━━ Data provided ━━

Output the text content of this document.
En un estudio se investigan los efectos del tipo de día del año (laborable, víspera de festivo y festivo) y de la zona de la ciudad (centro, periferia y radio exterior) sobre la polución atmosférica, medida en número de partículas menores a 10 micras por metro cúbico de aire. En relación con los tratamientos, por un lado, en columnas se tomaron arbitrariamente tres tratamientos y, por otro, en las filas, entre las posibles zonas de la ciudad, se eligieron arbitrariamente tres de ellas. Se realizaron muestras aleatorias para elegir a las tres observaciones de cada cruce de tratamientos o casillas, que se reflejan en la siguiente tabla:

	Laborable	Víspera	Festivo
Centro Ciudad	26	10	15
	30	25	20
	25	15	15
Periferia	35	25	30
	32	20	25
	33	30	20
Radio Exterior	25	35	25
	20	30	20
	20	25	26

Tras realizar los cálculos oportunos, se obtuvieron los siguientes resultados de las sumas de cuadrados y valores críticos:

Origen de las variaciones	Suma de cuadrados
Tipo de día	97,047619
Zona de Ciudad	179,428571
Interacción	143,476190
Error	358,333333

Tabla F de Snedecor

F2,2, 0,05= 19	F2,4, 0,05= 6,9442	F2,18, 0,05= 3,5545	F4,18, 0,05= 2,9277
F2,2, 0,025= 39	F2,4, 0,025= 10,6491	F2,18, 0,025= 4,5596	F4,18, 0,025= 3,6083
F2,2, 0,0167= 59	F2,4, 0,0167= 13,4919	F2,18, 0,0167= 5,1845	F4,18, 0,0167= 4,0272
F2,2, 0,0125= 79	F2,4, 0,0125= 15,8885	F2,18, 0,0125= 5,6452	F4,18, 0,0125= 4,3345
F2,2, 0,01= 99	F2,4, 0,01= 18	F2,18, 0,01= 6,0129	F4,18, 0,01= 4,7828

━━━

Point out every line holding the string "cuadrados" and copy it.

Tras realizar los cálculos oportunos, se obtuvieron los siguientes resultados de las sumas de cuadrados y valores críticos:
Origen de las variaciones	Suma de cuadrados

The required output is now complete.